— Supplied data —
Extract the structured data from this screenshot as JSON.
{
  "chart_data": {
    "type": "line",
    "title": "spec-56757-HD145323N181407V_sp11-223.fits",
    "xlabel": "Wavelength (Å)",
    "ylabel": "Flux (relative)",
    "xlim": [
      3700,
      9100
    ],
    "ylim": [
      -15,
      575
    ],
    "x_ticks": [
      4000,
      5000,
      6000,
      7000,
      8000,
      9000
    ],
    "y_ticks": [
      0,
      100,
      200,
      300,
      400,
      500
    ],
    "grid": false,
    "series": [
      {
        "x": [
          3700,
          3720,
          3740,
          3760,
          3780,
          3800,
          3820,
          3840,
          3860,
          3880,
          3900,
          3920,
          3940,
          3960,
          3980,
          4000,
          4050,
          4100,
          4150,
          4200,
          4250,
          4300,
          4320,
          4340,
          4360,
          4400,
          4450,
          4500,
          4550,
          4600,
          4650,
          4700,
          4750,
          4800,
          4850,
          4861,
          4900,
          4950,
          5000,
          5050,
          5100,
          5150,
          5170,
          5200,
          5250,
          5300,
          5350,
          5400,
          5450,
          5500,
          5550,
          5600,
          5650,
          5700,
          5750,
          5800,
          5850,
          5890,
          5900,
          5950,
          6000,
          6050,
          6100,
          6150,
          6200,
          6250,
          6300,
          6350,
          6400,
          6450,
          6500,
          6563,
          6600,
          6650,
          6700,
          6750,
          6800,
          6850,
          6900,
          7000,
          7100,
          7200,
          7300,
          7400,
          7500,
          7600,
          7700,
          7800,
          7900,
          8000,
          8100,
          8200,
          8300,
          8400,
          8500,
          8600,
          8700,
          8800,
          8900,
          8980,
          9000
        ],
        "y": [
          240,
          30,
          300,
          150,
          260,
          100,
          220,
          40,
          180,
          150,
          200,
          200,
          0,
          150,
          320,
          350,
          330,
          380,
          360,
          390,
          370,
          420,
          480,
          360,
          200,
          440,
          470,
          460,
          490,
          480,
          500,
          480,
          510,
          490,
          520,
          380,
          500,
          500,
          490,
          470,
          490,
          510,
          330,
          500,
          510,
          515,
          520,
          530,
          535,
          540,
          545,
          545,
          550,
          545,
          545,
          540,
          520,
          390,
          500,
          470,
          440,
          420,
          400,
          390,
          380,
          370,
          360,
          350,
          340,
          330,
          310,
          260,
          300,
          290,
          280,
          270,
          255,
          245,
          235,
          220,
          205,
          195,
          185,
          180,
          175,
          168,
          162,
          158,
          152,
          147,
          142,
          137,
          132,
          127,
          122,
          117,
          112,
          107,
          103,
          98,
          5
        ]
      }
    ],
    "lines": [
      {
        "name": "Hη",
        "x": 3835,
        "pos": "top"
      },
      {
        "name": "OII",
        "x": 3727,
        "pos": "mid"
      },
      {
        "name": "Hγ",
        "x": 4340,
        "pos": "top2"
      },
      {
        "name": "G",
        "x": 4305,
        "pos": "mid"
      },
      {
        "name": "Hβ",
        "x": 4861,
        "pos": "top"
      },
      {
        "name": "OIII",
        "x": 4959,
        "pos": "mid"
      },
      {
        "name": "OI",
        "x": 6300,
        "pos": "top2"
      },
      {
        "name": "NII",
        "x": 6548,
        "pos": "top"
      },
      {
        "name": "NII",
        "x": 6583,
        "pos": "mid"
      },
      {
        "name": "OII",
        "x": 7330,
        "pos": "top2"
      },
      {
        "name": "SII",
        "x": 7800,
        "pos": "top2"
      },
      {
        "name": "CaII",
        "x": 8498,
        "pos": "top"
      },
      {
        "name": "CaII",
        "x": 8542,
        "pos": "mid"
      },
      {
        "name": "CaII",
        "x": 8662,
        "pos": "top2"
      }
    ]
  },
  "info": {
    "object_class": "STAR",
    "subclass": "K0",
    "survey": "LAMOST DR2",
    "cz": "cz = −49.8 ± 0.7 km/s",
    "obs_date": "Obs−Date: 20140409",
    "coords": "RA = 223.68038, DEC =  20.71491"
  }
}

— What this task involves —
Word for word, quote all of the data above.

— Answer to the task —
Extract the structured data from this screenshot as JSON.
{
  "chart_data": {
    "type": "line",
    "title": "spec-56757-HD145323N181407V_sp11-223.fits",
    "xlabel": "Wavelength (Å)",
    "ylabel": "Flux (relative)",
    "xlim": [
      3700,
      9100
    ],
    "ylim": [
      -15,
      575
    ],
    "x_ticks": [
      4000,
      5000,
      6000,
      7000,
      8000,
      9000
    ],
    "y_ticks": [
      0,
      100,
      200,
      300,
      400,
      500
    ],
    "grid": false,
    "series": [
      {
        "x": [
          3700,
          3720,
          3740,
          3760,
          3780,
          3800,
          3820,
          3840,
          3860,
          3880,
          3900,
          3920,
          3940,
          3960,
          3980,
          4000,
          4050,
          4100,
          4150,
          4200,
          4250,
          4300,
          4320,
          4340,
          4360,
          4400,
          4450,
          4500,
          4550,
          4600,
          4650,
          4700,
          4750,
          4800,
          4850,
          4861,
          4900,
          4950,
          5000,
          5050,
          5100,
          5150,
          5170,
          5200,
          5250,
          5300,
          5350,
          5400,
          5450,
          5500,
          5550,
          5600,
          5650,
          5700,
          5750,
          5800,
          5850,
          5890,
          5900,
          5950,
          6000,
          6050,
          6100,
          6150,
          6200,
          6250,
          6300,
          6350,
          6400,
          6450,
          6500,
          6563,
          6600,
          6650,
          6700,
          6750,
          6800,
          6850,
          6900,
          7000,
          7100,
          7200,
          7300,
          7400,
          7500,
          7600,
          7700,
          7800,
          7900,
          8000,
          8100,
          8200,
          8300,
          8400,
          8500,
          8600,
          8700,
          8800,
          8900,
          8980,
          9000
        ],
        "y": [
          240,
          30,
          300,
          150,
          260,
          100,
          220,
          40,
          180,
          150,
          200,
          200,
          0,
          150,
          320,
          350,
          330,
          380,
          360,
          390,
          370,
          420,
          480,
          360,
          200,
          440,
          470,
          460,
          490,
          480,
          500,
          480,
          510,
          490,
          520,
          380,
          500,
          500,
          490,
          470,
          490,
          510,
          330,
          500,
          510,
          515,
          520,
          530,
          535,
          540,
          545,
          545,
          550,
          545,
          545,
          540,
          520,
          390,
          500,
          470,
          440,
          420,
          400,
          390,
          380,
          370,
          360,
          350,
          340,
          330,
          310,
          260,
          300,
          290,
          280,
          270,
          255,
          245,
          235,
          220,
          205,
          195,
          185,
          180,
          175,
          168,
          162,
          158,
          152,
          147,
          142,
          137,
          132,
          127,
          122,
          117,
          112,
          107,
          103,
          98,
          5
        ]
      }
    ],
    "lines": [
      {
        "name": "Hη",
        "x": 3835,
        "pos": "top"
      },
      {
        "name": "OII",
        "x": 3727,
        "pos": "mid"
      },
      {
        "name": "Hγ",
        "x": 4340,
        "pos": "top2"
      },
      {
        "name": "G",
        "x": 4305,
        "pos": "mid"
      },
      {
        "name": "Hβ",
        "x": 4861,
        "pos": "top"
      },
      {
        "name": "OIII",
        "x": 4959,
        "pos": "mid"
      },
      {
        "name": "OI",
        "x": 6300,
        "pos": "top2"
      },
      {
        "name": "NII",
        "x": 6548,
        "pos": "top"
      },
      {
        "name": "NII",
        "x": 6583,
        "pos": "mid"
      },
      {
        "name": "OII",
        "x": 7330,
        "pos": "top2"
      },
      {
        "name": "SII",
        "x": 7800,
        "pos": "top2"
      },
      {
        "name": "CaII",
        "x": 8498,
        "pos": "top"
      },
      {
        "name": "CaII",
        "x": 8542,
        "pos": "mid"
      },
      {
        "name": "CaII",
        "x": 8662,
        "pos": "top2"
      }
    ]
  },
  "info": {
    "object_class": "STAR",
    "subclass": "K0",
    "survey": "LAMOST DR2",
    "cz": "cz = −49.8 ± 0.7 km/s",
    "obs_date": "Obs−Date: 20140409",
    "coords": "RA = 223.68038, DEC =  20.71491"
  }
}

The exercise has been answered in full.